◆ **WHAT IS EXPECTED**
Please pull out every line that includes the string "Days".

Excerpts from a figure dataset:
· · ·
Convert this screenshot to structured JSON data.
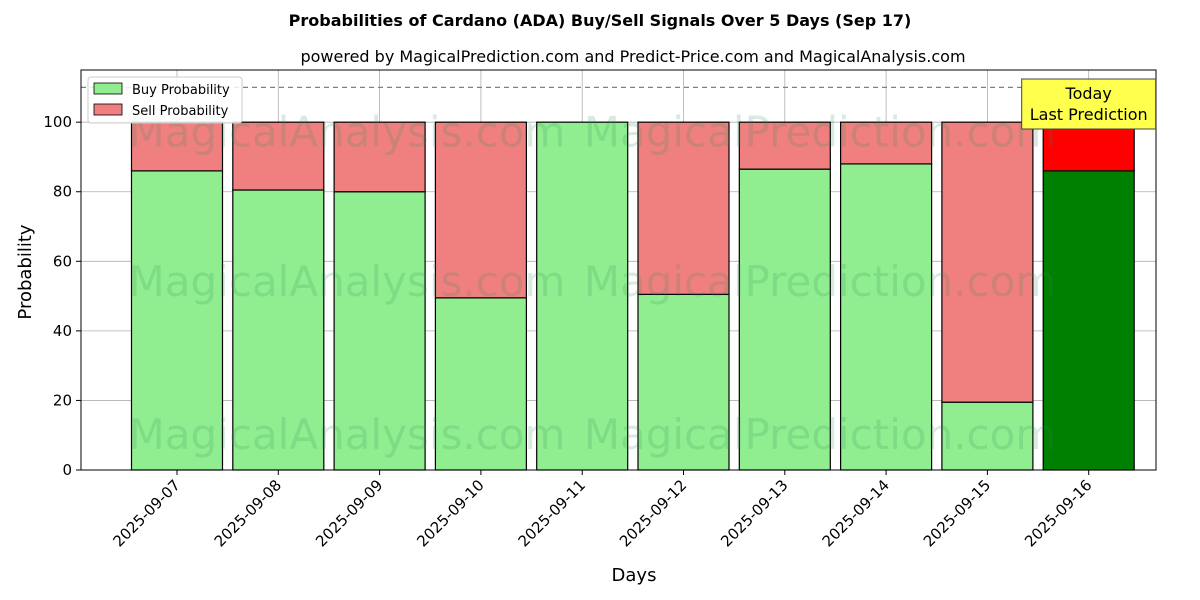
{
  "chart_data": {
    "type": "bar",
    "stacked": true,
    "title": "Probabilities of Cardano (ADA) Buy/Sell Signals Over 5 Days (Sep 17)",
    "subtitle": "powered by MagicalPrediction.com and Predict-Price.com and MagicalAnalysis.com",
    "xlabel": "Days",
    "ylabel": "Probability",
    "ylim": [
      0,
      115
    ],
    "yticks": [
      0,
      20,
      40,
      60,
      80,
      100
    ],
    "reference_line": 110,
    "grid": true,
    "legend_position": "top-left",
    "categories": [
      "2025-09-07",
      "2025-09-08",
      "2025-09-09",
      "2025-09-10",
      "2025-09-11",
      "2025-09-12",
      "2025-09-13",
      "2025-09-14",
      "2025-09-15",
      "2025-09-16"
    ],
    "series": [
      {
        "name": "Buy Probability",
        "color": "#90ee90",
        "highlight_color": "#008000",
        "values": [
          86,
          80.5,
          80,
          49.5,
          100,
          50.5,
          86.5,
          88,
          19.5,
          86
        ]
      },
      {
        "name": "Sell Probability",
        "color": "#f08080",
        "highlight_color": "#ff0000",
        "values": [
          14,
          19.5,
          20,
          50.5,
          0,
          49.5,
          13.5,
          12,
          80.5,
          14
        ]
      }
    ],
    "highlight_index": 9,
    "annotation": {
      "line1": "Today",
      "line2": "Last Prediction",
      "color": "#ffff4d"
    },
    "watermarks": [
      "MagicalAnalysis.com",
      "MagicalPrediction.com"
    ]
  }
}
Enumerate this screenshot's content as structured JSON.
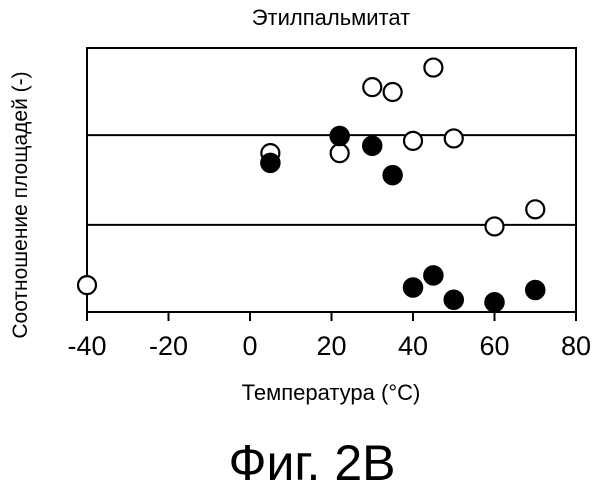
{
  "chart_data": {
    "type": "scatter",
    "title": "Этилпальмитат",
    "xlabel": "Температура (°C)",
    "ylabel": "Соотношение площадей (-)",
    "xlim": [
      -40,
      80
    ],
    "xticks": [
      "-40",
      "-20",
      "0",
      "20",
      "40",
      "60",
      "80"
    ],
    "grid": false,
    "reference_lines_y_fraction": [
      0.33,
      0.67
    ],
    "series": [
      {
        "marker": "open-circle",
        "color": "#000000",
        "x": [
          -40,
          5,
          22,
          30,
          35,
          40,
          45,
          50,
          60,
          70
        ],
        "y": [
          0.03,
          0.57,
          0.57,
          0.84,
          0.82,
          0.62,
          0.92,
          0.63,
          0.27,
          0.34
        ]
      },
      {
        "marker": "filled-circle",
        "color": "#000000",
        "x": [
          5,
          22,
          30,
          35,
          40,
          45,
          50,
          60,
          70
        ],
        "y": [
          0.53,
          0.64,
          0.6,
          0.48,
          0.02,
          0.07,
          -0.03,
          -0.04,
          0.01
        ]
      }
    ]
  },
  "caption": "Фиг. 2B"
}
· · ·
◆ **FULL ANSWER**
    "title": "Probabilities of Cardano (ADA) Buy/Sell Signals Over 5 Days (Sep 17)",
    "xlabel": "Days",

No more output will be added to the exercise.